## INSTRUCTIONS FOR THE TASK
Reproduce the records below exactly, leaving out any pictures.

>> Start LISTED ENTRIES

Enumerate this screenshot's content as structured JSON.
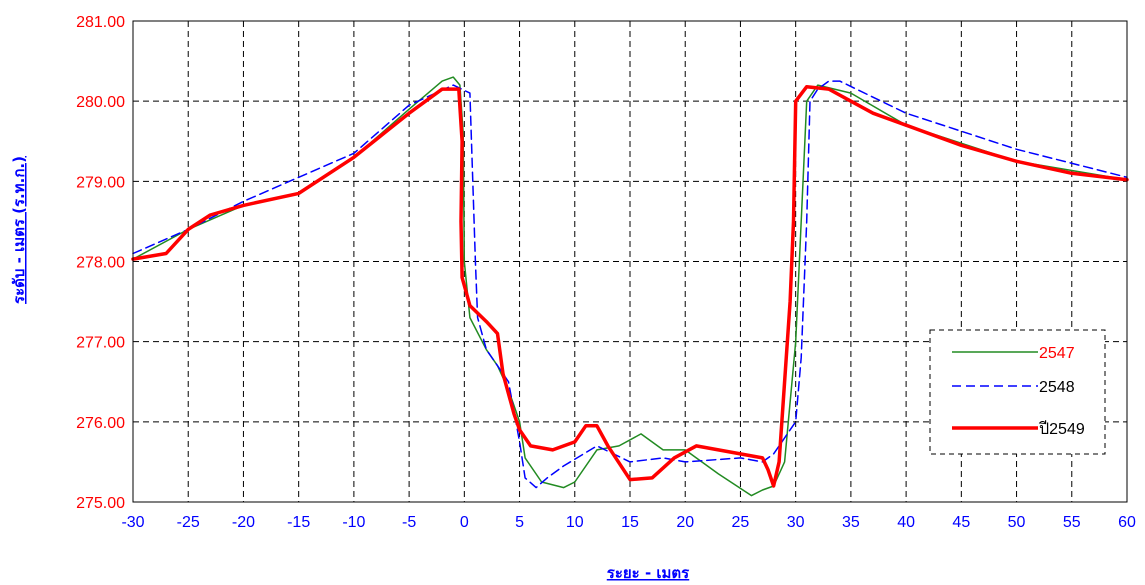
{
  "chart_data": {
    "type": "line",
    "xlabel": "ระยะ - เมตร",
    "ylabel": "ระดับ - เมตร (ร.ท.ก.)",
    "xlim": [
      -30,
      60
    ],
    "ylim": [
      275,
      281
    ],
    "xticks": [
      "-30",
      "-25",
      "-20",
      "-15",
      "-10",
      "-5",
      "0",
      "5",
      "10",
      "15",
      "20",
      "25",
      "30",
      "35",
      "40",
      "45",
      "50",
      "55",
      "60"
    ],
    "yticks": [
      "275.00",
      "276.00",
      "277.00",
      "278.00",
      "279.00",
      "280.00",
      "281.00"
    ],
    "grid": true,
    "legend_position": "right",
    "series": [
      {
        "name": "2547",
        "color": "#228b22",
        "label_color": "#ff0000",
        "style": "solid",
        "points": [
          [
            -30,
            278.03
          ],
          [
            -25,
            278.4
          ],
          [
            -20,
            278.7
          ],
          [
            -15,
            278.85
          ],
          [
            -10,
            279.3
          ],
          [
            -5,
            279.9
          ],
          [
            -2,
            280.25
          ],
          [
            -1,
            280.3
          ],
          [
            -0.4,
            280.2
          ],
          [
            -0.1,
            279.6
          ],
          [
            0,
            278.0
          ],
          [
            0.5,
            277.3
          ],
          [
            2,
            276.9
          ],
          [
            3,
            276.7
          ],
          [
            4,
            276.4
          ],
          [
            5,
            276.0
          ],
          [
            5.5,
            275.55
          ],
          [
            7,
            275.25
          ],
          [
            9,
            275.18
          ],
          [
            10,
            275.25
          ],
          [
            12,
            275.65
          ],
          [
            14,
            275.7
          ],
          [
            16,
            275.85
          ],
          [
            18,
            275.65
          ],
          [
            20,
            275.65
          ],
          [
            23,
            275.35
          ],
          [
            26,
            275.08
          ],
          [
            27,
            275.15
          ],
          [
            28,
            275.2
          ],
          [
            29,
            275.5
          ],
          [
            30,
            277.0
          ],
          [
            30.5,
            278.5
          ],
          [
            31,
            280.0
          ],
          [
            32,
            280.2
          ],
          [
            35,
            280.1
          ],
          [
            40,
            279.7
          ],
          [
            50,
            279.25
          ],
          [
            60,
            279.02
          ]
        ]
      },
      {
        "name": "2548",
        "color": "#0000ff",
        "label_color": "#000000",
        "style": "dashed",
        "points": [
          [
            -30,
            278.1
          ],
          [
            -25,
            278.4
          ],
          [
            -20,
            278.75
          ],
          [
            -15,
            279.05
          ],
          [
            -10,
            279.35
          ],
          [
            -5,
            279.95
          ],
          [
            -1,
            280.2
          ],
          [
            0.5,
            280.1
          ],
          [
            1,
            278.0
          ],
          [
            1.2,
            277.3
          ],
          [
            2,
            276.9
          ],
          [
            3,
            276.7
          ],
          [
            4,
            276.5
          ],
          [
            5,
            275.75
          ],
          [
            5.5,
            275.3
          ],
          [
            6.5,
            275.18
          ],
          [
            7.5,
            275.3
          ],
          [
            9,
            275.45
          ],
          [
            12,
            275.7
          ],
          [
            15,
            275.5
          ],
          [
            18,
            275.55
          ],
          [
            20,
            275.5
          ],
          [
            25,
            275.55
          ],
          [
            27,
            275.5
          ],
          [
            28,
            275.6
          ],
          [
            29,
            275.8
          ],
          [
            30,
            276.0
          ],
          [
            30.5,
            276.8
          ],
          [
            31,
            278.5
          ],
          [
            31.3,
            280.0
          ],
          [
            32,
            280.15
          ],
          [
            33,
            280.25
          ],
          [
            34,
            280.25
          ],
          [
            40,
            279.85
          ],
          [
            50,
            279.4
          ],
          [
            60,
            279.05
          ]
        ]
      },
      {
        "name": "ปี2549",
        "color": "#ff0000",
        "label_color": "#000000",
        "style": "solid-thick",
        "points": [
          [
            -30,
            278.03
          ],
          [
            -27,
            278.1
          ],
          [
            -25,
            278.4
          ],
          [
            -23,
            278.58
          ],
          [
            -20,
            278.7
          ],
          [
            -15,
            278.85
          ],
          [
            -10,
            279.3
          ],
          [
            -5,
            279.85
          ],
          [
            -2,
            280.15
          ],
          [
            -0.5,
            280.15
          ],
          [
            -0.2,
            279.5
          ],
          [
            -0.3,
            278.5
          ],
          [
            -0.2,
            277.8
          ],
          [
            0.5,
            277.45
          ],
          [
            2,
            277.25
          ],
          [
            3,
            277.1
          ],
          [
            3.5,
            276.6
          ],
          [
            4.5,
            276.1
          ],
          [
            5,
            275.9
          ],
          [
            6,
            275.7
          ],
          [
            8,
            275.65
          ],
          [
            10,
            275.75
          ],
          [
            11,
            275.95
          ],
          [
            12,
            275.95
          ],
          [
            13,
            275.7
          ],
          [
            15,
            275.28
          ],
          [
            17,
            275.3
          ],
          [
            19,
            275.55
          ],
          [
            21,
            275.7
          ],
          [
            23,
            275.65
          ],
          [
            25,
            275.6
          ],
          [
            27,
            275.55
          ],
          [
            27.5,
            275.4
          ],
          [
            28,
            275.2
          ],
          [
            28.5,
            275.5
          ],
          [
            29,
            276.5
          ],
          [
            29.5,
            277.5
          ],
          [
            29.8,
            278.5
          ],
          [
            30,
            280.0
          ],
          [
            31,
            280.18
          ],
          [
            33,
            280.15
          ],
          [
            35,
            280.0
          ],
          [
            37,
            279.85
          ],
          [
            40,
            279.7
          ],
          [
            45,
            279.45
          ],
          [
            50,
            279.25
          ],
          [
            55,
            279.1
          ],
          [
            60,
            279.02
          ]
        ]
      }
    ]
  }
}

>> End LISTED ENTRIES

## COMPLETED EXERCISE
Enumerate this screenshot's content as structured JSON.
{
  "chart_data": {
    "type": "line",
    "xlabel": "ระยะ - เมตร",
    "ylabel": "ระดับ - เมตร (ร.ท.ก.)",
    "xlim": [
      -30,
      60
    ],
    "ylim": [
      275,
      281
    ],
    "xticks": [
      "-30",
      "-25",
      "-20",
      "-15",
      "-10",
      "-5",
      "0",
      "5",
      "10",
      "15",
      "20",
      "25",
      "30",
      "35",
      "40",
      "45",
      "50",
      "55",
      "60"
    ],
    "yticks": [
      "275.00",
      "276.00",
      "277.00",
      "278.00",
      "279.00",
      "280.00",
      "281.00"
    ],
    "grid": true,
    "legend_position": "right",
    "series": [
      {
        "name": "2547",
        "color": "#228b22",
        "label_color": "#ff0000",
        "style": "solid",
        "points": [
          [
            -30,
            278.03
          ],
          [
            -25,
            278.4
          ],
          [
            -20,
            278.7
          ],
          [
            -15,
            278.85
          ],
          [
            -10,
            279.3
          ],
          [
            -5,
            279.9
          ],
          [
            -2,
            280.25
          ],
          [
            -1,
            280.3
          ],
          [
            -0.4,
            280.2
          ],
          [
            -0.1,
            279.6
          ],
          [
            0,
            278.0
          ],
          [
            0.5,
            277.3
          ],
          [
            2,
            276.9
          ],
          [
            3,
            276.7
          ],
          [
            4,
            276.4
          ],
          [
            5,
            276.0
          ],
          [
            5.5,
            275.55
          ],
          [
            7,
            275.25
          ],
          [
            9,
            275.18
          ],
          [
            10,
            275.25
          ],
          [
            12,
            275.65
          ],
          [
            14,
            275.7
          ],
          [
            16,
            275.85
          ],
          [
            18,
            275.65
          ],
          [
            20,
            275.65
          ],
          [
            23,
            275.35
          ],
          [
            26,
            275.08
          ],
          [
            27,
            275.15
          ],
          [
            28,
            275.2
          ],
          [
            29,
            275.5
          ],
          [
            30,
            277.0
          ],
          [
            30.5,
            278.5
          ],
          [
            31,
            280.0
          ],
          [
            32,
            280.2
          ],
          [
            35,
            280.1
          ],
          [
            40,
            279.7
          ],
          [
            50,
            279.25
          ],
          [
            60,
            279.02
          ]
        ]
      },
      {
        "name": "2548",
        "color": "#0000ff",
        "label_color": "#000000",
        "style": "dashed",
        "points": [
          [
            -30,
            278.1
          ],
          [
            -25,
            278.4
          ],
          [
            -20,
            278.75
          ],
          [
            -15,
            279.05
          ],
          [
            -10,
            279.35
          ],
          [
            -5,
            279.95
          ],
          [
            -1,
            280.2
          ],
          [
            0.5,
            280.1
          ],
          [
            1,
            278.0
          ],
          [
            1.2,
            277.3
          ],
          [
            2,
            276.9
          ],
          [
            3,
            276.7
          ],
          [
            4,
            276.5
          ],
          [
            5,
            275.75
          ],
          [
            5.5,
            275.3
          ],
          [
            6.5,
            275.18
          ],
          [
            7.5,
            275.3
          ],
          [
            9,
            275.45
          ],
          [
            12,
            275.7
          ],
          [
            15,
            275.5
          ],
          [
            18,
            275.55
          ],
          [
            20,
            275.5
          ],
          [
            25,
            275.55
          ],
          [
            27,
            275.5
          ],
          [
            28,
            275.6
          ],
          [
            29,
            275.8
          ],
          [
            30,
            276.0
          ],
          [
            30.5,
            276.8
          ],
          [
            31,
            278.5
          ],
          [
            31.3,
            280.0
          ],
          [
            32,
            280.15
          ],
          [
            33,
            280.25
          ],
          [
            34,
            280.25
          ],
          [
            40,
            279.85
          ],
          [
            50,
            279.4
          ],
          [
            60,
            279.05
          ]
        ]
      },
      {
        "name": "ปี2549",
        "color": "#ff0000",
        "label_color": "#000000",
        "style": "solid-thick",
        "points": [
          [
            -30,
            278.03
          ],
          [
            -27,
            278.1
          ],
          [
            -25,
            278.4
          ],
          [
            -23,
            278.58
          ],
          [
            -20,
            278.7
          ],
          [
            -15,
            278.85
          ],
          [
            -10,
            279.3
          ],
          [
            -5,
            279.85
          ],
          [
            -2,
            280.15
          ],
          [
            -0.5,
            280.15
          ],
          [
            -0.2,
            279.5
          ],
          [
            -0.3,
            278.5
          ],
          [
            -0.2,
            277.8
          ],
          [
            0.5,
            277.45
          ],
          [
            2,
            277.25
          ],
          [
            3,
            277.1
          ],
          [
            3.5,
            276.6
          ],
          [
            4.5,
            276.1
          ],
          [
            5,
            275.9
          ],
          [
            6,
            275.7
          ],
          [
            8,
            275.65
          ],
          [
            10,
            275.75
          ],
          [
            11,
            275.95
          ],
          [
            12,
            275.95
          ],
          [
            13,
            275.7
          ],
          [
            15,
            275.28
          ],
          [
            17,
            275.3
          ],
          [
            19,
            275.55
          ],
          [
            21,
            275.7
          ],
          [
            23,
            275.65
          ],
          [
            25,
            275.6
          ],
          [
            27,
            275.55
          ],
          [
            27.5,
            275.4
          ],
          [
            28,
            275.2
          ],
          [
            28.5,
            275.5
          ],
          [
            29,
            276.5
          ],
          [
            29.5,
            277.5
          ],
          [
            29.8,
            278.5
          ],
          [
            30,
            280.0
          ],
          [
            31,
            280.18
          ],
          [
            33,
            280.15
          ],
          [
            35,
            280.0
          ],
          [
            37,
            279.85
          ],
          [
            40,
            279.7
          ],
          [
            45,
            279.45
          ],
          [
            50,
            279.25
          ],
          [
            55,
            279.1
          ],
          [
            60,
            279.02
          ]
        ]
      }
    ]
  }
}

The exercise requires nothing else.